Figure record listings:
□ □ □ □ □ □ □

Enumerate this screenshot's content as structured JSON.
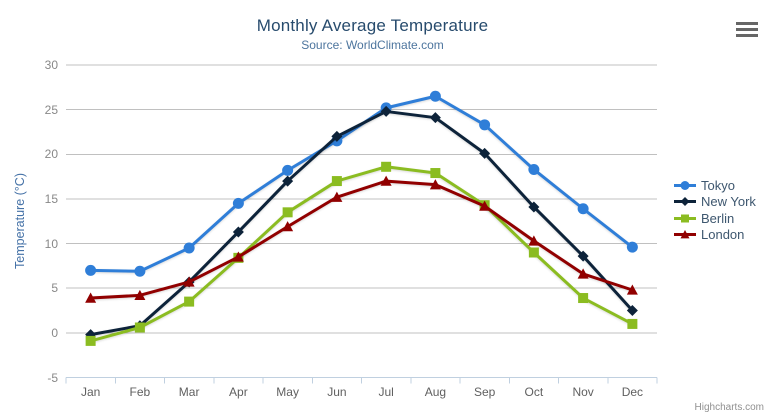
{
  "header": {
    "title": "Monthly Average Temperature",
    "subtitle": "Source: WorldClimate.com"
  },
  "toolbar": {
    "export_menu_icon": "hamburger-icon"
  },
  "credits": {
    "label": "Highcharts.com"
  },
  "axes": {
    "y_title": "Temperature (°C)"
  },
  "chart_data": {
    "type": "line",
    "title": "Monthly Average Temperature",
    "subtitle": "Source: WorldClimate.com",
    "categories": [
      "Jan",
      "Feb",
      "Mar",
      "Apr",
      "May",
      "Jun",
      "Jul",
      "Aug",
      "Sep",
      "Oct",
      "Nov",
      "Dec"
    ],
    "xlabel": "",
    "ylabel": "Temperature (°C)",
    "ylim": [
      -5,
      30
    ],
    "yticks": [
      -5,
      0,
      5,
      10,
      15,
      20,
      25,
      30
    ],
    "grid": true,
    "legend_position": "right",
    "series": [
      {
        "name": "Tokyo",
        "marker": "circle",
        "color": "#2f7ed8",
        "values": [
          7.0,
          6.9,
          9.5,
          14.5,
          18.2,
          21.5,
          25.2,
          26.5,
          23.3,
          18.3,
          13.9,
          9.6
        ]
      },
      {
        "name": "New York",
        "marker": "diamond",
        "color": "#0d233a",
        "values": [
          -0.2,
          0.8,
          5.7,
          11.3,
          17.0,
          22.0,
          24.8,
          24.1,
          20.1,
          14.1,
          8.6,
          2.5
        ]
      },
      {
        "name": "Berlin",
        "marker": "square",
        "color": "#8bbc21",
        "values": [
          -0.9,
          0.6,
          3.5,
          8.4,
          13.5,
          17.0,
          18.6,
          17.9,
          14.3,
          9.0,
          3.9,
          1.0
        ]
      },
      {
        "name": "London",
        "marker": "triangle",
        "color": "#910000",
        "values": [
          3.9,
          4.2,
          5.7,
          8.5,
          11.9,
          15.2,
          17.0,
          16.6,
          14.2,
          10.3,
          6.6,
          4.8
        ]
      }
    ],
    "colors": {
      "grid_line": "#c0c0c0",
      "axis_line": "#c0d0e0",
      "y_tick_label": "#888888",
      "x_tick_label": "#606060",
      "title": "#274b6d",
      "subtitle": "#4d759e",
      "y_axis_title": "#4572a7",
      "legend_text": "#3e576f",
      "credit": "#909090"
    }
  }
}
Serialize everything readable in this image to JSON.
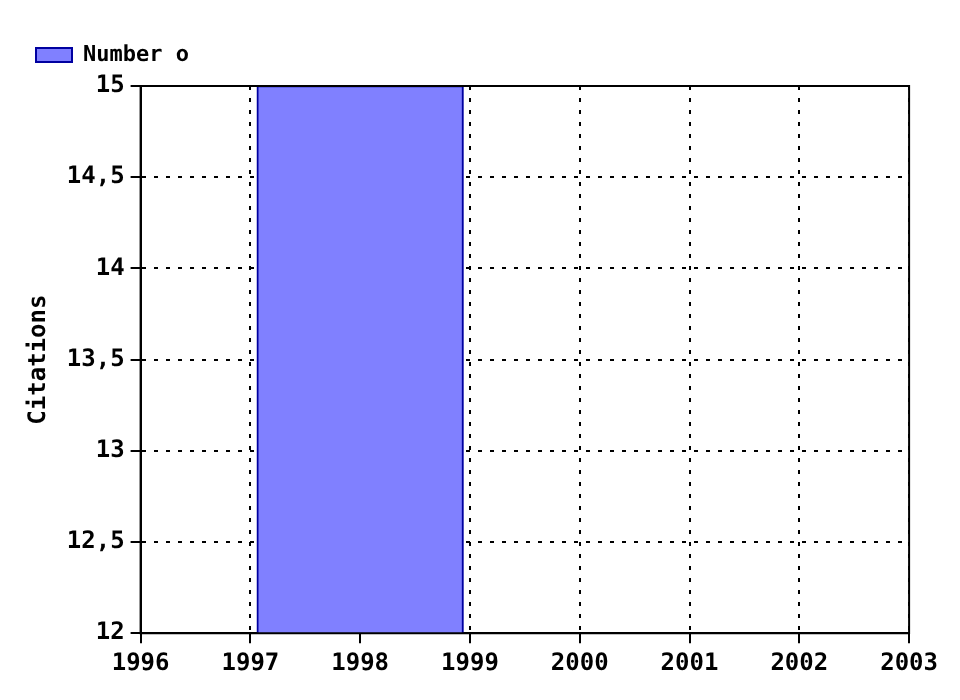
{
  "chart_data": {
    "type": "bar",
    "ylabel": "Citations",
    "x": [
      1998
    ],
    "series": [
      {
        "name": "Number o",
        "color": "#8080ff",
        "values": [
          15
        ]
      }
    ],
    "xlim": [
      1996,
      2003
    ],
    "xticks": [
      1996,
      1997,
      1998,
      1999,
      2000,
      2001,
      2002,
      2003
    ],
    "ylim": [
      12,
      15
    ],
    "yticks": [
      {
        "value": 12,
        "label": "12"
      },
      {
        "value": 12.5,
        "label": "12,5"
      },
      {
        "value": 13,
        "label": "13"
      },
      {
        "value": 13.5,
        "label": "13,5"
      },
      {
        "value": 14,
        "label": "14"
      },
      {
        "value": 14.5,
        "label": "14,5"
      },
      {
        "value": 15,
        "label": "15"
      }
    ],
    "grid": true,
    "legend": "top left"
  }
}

□ □ □ □ □ □ □

AIM OF THE TASK: In the listing above, find the lines holding the word "this" and copy them.

TASK OUTPUT:
Enumerate this screenshot's content as structured JSON.
Serialize everything readable in this image to JSON.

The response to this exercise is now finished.